### GIVEN RECORDS
--------------------------------------------------

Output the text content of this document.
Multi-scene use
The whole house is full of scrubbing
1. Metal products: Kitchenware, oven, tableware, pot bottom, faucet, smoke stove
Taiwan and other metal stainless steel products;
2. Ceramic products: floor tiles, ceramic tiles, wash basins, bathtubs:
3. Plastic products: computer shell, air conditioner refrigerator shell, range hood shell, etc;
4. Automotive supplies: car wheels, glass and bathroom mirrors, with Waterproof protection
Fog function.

--------------------------------------------------

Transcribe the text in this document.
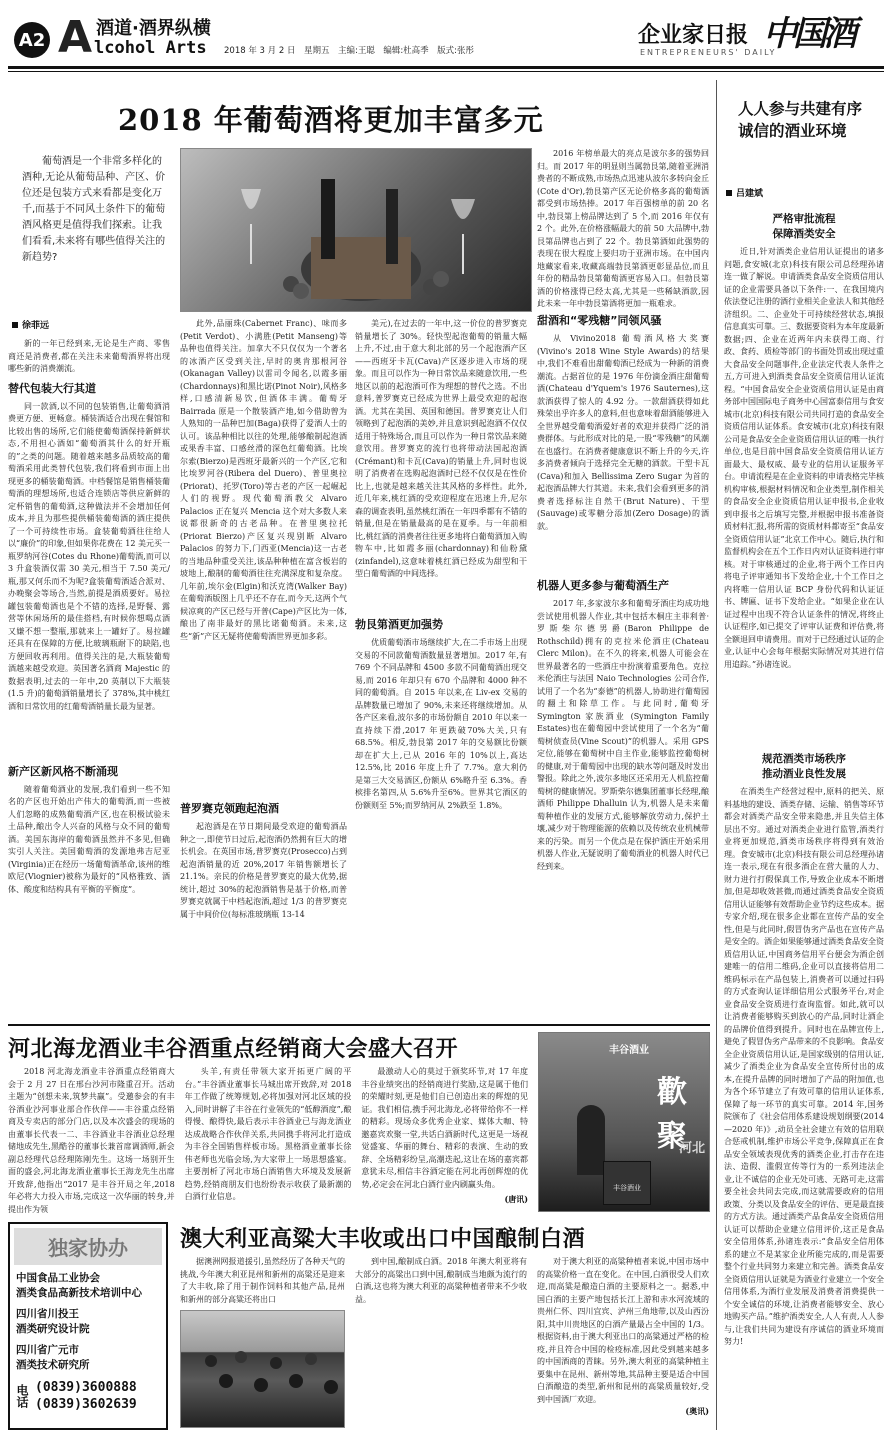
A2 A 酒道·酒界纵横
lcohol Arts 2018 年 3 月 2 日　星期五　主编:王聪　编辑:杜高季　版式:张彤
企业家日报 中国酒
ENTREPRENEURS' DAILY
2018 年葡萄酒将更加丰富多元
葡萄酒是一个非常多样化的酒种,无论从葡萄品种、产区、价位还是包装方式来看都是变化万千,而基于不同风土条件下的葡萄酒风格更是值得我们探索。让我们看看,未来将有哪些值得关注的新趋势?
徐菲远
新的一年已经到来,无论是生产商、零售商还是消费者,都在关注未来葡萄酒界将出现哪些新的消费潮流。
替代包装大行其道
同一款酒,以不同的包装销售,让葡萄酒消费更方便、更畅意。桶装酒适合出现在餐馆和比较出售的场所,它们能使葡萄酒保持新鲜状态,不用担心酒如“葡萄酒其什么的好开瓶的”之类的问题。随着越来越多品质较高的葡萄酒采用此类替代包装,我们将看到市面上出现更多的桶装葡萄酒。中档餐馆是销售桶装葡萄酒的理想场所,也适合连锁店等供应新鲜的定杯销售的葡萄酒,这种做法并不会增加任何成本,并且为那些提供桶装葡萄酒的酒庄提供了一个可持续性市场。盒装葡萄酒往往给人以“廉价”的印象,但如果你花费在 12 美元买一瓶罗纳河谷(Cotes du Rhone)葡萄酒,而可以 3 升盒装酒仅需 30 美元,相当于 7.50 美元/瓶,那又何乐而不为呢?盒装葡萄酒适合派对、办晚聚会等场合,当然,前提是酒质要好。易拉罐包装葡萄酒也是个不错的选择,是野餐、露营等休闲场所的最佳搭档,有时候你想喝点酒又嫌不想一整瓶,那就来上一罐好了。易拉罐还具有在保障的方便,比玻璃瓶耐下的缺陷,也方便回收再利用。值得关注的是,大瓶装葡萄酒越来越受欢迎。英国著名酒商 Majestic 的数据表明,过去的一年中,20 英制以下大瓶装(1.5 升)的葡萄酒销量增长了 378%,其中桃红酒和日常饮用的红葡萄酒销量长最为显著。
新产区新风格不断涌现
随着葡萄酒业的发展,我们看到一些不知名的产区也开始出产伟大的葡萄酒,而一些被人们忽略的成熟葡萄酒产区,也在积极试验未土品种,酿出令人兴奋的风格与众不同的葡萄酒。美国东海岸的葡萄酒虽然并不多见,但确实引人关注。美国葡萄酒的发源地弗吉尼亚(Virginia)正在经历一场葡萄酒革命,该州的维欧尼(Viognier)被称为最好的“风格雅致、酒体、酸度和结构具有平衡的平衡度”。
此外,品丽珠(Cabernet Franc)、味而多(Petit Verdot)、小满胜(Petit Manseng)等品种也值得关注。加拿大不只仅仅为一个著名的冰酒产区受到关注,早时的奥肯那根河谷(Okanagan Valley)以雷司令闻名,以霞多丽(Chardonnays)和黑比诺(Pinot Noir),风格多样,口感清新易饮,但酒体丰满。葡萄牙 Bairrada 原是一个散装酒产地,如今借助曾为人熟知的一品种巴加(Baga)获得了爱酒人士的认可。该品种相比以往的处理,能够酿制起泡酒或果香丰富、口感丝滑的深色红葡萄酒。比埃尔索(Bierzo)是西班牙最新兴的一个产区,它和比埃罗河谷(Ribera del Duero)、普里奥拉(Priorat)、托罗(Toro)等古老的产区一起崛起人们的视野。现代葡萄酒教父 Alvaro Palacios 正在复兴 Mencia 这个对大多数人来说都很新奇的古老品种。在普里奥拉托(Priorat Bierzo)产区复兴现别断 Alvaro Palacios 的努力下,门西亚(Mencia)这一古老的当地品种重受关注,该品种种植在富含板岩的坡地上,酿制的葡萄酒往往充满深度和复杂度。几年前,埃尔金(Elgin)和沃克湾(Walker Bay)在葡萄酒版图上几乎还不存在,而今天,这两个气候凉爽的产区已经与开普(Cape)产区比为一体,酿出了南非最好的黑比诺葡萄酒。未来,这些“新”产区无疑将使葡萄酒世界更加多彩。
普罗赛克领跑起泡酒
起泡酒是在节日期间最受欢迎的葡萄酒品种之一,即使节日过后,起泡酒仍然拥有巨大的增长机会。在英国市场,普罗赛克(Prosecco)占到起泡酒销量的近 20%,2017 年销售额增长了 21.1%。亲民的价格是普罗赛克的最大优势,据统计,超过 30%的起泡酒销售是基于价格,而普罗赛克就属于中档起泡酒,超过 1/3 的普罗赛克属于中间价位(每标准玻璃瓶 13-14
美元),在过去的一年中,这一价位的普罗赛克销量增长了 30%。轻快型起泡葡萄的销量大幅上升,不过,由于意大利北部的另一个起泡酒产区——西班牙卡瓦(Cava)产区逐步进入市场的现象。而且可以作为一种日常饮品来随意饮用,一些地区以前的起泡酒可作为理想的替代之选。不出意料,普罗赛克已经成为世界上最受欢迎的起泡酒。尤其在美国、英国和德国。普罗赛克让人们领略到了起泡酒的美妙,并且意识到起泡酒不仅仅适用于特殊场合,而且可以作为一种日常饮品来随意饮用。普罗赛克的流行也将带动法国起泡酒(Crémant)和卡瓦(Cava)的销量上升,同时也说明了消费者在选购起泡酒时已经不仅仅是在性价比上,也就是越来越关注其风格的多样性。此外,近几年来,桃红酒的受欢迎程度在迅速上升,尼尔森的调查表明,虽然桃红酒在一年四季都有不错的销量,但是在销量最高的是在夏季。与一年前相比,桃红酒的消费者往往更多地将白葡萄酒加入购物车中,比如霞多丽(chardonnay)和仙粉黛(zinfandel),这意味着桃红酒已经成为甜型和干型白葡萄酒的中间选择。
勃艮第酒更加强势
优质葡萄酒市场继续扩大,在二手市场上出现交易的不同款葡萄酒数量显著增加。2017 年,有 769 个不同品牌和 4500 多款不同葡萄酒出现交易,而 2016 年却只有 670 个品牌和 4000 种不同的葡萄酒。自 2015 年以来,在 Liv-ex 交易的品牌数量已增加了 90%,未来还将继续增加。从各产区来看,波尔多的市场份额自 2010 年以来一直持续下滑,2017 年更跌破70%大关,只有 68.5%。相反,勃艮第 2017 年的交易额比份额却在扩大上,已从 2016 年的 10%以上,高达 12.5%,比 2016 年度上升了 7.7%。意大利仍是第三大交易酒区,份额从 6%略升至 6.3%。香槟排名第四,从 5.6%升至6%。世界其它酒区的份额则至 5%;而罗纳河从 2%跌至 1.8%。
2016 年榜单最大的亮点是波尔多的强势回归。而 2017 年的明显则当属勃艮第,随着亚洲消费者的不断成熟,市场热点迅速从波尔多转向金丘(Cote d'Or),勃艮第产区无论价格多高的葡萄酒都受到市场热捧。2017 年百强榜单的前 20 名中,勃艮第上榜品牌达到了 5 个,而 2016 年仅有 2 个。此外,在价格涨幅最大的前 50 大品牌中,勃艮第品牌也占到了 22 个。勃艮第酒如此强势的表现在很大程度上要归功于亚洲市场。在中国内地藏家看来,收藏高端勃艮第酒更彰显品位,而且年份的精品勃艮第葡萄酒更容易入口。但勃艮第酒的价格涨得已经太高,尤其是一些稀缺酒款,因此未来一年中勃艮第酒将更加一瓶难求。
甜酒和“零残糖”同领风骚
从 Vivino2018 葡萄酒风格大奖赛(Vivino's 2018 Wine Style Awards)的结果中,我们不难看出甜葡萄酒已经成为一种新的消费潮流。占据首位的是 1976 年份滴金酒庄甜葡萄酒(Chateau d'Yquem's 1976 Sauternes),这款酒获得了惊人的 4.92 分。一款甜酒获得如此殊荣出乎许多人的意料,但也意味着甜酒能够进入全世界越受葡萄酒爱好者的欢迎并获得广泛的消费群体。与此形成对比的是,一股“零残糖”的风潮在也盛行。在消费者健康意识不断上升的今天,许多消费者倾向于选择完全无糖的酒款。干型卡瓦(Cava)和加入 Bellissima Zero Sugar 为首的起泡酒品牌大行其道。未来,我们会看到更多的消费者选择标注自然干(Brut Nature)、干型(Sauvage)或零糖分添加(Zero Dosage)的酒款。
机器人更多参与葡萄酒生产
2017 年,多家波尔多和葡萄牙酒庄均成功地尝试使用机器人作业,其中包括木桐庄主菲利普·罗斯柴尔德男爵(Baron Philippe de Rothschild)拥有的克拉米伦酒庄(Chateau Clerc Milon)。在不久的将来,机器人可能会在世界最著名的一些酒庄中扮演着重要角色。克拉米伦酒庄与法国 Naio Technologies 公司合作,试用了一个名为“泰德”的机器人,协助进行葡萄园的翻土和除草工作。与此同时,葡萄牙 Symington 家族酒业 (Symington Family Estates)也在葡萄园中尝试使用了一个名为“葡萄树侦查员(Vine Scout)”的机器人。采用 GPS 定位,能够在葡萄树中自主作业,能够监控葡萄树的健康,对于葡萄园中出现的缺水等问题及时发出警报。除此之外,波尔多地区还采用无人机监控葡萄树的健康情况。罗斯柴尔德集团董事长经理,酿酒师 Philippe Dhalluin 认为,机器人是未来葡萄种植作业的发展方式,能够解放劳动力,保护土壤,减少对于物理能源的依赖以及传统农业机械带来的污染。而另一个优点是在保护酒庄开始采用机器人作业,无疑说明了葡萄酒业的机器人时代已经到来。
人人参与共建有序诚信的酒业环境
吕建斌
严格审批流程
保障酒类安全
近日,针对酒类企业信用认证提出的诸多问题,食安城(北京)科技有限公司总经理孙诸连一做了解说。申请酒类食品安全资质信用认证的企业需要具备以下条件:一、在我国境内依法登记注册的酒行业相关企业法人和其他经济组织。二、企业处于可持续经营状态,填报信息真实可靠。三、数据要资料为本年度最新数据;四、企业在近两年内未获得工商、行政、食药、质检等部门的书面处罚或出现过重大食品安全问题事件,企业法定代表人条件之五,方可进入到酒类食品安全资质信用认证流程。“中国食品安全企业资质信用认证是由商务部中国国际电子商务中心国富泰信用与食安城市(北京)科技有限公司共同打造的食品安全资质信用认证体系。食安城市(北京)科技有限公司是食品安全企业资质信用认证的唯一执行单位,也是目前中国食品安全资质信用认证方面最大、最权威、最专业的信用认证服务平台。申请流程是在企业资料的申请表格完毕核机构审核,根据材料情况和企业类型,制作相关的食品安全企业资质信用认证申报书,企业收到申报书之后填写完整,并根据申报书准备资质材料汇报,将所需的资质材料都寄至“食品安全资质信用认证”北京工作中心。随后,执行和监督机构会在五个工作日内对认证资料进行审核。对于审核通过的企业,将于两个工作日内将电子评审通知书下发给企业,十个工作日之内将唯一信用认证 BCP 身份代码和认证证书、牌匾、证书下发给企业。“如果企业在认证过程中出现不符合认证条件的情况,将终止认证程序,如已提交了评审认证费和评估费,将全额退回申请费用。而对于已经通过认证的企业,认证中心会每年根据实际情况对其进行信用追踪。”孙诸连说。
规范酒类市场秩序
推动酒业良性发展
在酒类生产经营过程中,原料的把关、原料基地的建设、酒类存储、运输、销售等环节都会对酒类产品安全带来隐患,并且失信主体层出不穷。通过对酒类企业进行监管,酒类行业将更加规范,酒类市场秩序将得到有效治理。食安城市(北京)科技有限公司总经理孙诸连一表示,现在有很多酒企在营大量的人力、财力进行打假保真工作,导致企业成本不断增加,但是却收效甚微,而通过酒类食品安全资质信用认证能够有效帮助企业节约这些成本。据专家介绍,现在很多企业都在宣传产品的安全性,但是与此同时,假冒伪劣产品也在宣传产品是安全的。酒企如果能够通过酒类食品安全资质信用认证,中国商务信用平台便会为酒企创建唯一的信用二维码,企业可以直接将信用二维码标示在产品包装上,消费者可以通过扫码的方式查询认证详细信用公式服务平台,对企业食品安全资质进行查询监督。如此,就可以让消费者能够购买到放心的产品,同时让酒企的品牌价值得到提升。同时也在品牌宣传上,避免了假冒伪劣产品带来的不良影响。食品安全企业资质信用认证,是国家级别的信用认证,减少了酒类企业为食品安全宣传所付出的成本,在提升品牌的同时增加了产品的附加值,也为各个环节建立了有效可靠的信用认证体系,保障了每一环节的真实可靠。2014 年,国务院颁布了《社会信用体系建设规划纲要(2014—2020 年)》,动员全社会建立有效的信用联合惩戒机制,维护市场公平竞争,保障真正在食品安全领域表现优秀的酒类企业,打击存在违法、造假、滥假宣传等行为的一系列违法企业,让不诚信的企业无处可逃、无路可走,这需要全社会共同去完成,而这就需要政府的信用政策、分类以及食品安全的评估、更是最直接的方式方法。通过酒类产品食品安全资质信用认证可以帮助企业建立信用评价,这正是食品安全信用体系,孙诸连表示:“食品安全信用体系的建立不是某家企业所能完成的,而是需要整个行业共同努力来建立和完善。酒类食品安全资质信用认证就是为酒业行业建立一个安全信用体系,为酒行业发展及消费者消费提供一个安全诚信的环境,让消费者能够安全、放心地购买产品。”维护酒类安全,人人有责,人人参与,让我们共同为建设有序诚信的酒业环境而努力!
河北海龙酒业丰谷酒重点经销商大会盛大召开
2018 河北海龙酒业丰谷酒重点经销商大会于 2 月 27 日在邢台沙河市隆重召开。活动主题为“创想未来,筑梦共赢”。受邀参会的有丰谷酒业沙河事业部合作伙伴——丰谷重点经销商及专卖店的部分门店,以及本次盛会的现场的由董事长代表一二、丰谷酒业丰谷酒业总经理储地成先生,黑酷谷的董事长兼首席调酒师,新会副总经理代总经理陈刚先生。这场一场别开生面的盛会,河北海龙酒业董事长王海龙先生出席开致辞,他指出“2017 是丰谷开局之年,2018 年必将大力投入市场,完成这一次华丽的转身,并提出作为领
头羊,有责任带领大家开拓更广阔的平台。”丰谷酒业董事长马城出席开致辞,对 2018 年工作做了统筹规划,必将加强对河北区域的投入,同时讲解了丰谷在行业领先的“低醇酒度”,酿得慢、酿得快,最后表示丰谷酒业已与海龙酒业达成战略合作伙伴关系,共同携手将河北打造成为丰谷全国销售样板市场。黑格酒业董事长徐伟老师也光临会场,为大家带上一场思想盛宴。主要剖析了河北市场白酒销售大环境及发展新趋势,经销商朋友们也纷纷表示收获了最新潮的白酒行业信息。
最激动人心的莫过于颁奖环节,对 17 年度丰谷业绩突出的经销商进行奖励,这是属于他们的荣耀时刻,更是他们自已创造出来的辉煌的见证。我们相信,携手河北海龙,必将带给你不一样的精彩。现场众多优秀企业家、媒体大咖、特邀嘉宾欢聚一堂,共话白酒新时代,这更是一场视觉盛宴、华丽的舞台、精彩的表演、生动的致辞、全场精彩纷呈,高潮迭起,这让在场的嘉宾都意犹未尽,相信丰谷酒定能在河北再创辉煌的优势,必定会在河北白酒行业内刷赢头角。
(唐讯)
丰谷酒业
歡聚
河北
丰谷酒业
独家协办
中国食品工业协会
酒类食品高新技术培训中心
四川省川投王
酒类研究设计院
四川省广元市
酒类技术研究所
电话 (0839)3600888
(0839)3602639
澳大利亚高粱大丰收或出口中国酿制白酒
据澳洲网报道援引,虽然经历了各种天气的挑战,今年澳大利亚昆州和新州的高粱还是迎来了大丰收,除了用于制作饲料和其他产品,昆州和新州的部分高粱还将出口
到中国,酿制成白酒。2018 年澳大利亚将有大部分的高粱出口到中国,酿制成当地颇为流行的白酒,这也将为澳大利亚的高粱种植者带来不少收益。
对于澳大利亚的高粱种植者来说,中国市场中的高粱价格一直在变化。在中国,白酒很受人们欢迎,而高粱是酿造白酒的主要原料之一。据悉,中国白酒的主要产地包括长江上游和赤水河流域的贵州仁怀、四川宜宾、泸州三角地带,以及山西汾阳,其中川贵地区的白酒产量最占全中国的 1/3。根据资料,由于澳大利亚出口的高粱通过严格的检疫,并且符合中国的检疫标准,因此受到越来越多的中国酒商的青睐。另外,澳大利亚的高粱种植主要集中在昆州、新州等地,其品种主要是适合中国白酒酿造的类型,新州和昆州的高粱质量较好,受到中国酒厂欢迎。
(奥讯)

--------------------------------------------------

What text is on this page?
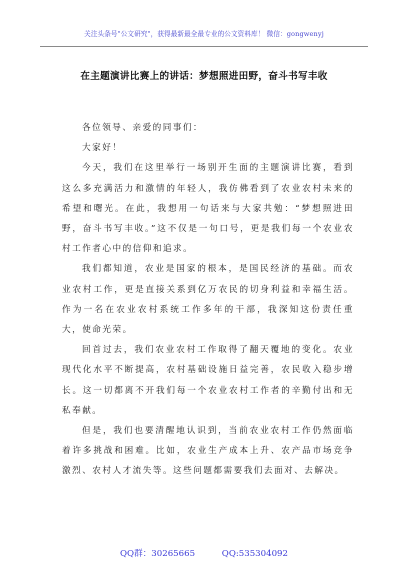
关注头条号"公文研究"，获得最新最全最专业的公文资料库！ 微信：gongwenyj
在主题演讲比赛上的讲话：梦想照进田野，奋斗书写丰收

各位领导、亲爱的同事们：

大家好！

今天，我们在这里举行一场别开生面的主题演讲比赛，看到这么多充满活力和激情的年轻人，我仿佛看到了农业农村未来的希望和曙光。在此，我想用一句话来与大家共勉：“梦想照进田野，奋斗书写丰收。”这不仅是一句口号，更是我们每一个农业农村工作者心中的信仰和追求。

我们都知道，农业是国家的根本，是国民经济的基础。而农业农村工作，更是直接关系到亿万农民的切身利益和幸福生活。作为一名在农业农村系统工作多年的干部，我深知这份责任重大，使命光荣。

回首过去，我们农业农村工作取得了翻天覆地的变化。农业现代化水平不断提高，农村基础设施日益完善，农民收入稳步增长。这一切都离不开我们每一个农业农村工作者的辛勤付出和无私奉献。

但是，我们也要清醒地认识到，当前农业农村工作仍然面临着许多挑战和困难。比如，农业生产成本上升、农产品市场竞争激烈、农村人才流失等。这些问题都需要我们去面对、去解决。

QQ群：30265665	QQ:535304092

--------------------------------------------------

### TASK DIRECTIONS
Tell how many lines of the data include the word "梦想照进田野", and nothing else.

### IN RESPONSE
2